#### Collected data
####
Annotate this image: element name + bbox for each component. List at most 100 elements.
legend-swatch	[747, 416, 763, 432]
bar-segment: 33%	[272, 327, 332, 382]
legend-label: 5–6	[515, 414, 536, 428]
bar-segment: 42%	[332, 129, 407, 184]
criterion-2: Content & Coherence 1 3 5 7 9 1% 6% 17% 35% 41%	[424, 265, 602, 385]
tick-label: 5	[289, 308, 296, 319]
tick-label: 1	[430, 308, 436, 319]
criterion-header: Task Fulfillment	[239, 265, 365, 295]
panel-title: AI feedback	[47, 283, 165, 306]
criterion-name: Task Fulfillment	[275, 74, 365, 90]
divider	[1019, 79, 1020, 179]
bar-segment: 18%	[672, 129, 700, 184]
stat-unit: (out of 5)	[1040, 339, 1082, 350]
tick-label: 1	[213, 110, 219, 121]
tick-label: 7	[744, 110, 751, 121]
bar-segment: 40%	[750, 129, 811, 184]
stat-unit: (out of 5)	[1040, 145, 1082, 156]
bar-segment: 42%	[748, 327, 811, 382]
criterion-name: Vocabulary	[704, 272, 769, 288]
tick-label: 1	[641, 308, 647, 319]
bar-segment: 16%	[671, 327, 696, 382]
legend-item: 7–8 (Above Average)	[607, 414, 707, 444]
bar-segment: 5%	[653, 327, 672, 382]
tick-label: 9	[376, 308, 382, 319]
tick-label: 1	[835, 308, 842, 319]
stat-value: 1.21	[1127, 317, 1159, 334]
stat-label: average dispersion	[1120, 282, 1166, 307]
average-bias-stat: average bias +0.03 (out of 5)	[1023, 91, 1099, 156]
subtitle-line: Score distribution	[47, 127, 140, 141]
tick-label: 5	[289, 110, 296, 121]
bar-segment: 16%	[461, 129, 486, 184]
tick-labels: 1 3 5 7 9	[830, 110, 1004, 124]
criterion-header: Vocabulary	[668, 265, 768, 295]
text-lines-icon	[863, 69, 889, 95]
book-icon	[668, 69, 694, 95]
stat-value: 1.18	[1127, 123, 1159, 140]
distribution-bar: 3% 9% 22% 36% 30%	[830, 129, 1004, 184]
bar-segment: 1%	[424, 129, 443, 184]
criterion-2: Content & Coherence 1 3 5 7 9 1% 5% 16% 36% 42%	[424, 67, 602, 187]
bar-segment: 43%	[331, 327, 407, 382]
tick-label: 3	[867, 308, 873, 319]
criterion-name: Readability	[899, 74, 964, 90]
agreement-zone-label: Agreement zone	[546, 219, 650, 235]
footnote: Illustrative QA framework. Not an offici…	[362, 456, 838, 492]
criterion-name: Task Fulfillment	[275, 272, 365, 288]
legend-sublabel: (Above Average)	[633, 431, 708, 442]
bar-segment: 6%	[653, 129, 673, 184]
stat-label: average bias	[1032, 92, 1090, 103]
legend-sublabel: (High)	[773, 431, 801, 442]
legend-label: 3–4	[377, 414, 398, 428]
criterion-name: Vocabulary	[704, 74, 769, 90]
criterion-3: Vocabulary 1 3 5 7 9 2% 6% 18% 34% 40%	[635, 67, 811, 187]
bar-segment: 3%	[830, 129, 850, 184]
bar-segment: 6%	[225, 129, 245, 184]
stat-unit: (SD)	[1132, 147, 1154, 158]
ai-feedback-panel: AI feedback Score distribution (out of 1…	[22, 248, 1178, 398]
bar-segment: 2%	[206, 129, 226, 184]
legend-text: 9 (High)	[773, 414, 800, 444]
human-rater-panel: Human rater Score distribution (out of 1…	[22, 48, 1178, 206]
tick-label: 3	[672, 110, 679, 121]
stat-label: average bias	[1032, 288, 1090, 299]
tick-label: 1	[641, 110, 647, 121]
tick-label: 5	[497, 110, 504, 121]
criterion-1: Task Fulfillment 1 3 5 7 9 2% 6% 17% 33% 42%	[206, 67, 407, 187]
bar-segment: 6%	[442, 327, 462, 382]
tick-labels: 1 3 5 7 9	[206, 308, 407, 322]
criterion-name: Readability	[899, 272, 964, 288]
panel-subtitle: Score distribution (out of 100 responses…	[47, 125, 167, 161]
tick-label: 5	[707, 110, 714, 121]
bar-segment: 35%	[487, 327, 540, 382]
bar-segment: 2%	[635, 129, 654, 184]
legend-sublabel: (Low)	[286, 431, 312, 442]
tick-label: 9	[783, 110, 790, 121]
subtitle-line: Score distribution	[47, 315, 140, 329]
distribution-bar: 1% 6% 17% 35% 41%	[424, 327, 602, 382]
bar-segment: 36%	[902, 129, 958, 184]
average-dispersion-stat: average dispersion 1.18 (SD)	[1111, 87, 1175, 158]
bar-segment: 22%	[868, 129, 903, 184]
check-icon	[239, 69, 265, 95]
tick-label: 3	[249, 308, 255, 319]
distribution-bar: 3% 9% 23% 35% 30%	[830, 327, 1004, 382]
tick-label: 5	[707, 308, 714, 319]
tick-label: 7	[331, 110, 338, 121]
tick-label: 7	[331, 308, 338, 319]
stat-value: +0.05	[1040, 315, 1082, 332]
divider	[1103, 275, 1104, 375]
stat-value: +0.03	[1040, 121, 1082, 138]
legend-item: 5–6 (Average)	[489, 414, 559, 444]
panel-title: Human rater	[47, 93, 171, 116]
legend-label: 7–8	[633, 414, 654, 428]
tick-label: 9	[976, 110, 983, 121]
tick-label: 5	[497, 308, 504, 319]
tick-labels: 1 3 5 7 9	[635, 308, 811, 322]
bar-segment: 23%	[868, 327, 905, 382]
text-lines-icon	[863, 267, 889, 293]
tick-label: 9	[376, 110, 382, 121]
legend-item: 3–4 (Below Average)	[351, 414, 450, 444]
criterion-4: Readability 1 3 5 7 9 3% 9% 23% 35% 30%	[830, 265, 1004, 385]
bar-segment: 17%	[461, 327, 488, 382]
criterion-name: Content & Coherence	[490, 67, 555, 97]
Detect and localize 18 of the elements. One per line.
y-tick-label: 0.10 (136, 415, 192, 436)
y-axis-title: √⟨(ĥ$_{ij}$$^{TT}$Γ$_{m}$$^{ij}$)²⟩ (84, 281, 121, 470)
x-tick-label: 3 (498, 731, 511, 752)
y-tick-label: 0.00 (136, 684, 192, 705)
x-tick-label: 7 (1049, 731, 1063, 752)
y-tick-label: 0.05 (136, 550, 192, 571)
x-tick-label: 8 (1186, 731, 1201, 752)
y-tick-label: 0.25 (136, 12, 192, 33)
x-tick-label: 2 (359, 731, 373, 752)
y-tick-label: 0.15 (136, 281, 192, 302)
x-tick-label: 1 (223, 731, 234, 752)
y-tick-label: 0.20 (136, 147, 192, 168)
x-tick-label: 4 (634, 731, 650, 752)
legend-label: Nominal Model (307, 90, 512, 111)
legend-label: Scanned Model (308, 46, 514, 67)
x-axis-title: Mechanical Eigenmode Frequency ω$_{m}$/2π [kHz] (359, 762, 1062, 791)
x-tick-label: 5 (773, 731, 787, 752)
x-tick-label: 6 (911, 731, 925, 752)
####
#### PROBLEM
Please write out the listing from its first line up to and including the line containing "308, 436, 319]", copying each line character for character.

#### EXERCISE RESPONSE
Annotate this image: element name + bbox for each component. List at most 100 elements.
legend-swatch	[747, 416, 763, 432]
bar-segment: 33%	[272, 327, 332, 382]
legend-label: 5–6	[515, 414, 536, 428]
bar-segment: 42%	[332, 129, 407, 184]
criterion-2: Content & Coherence 1 3 5 7 9 1% 6% 17% 35% 41%	[424, 265, 602, 385]
tick-label: 5	[289, 308, 296, 319]
tick-label: 1	[430, 308, 436, 319]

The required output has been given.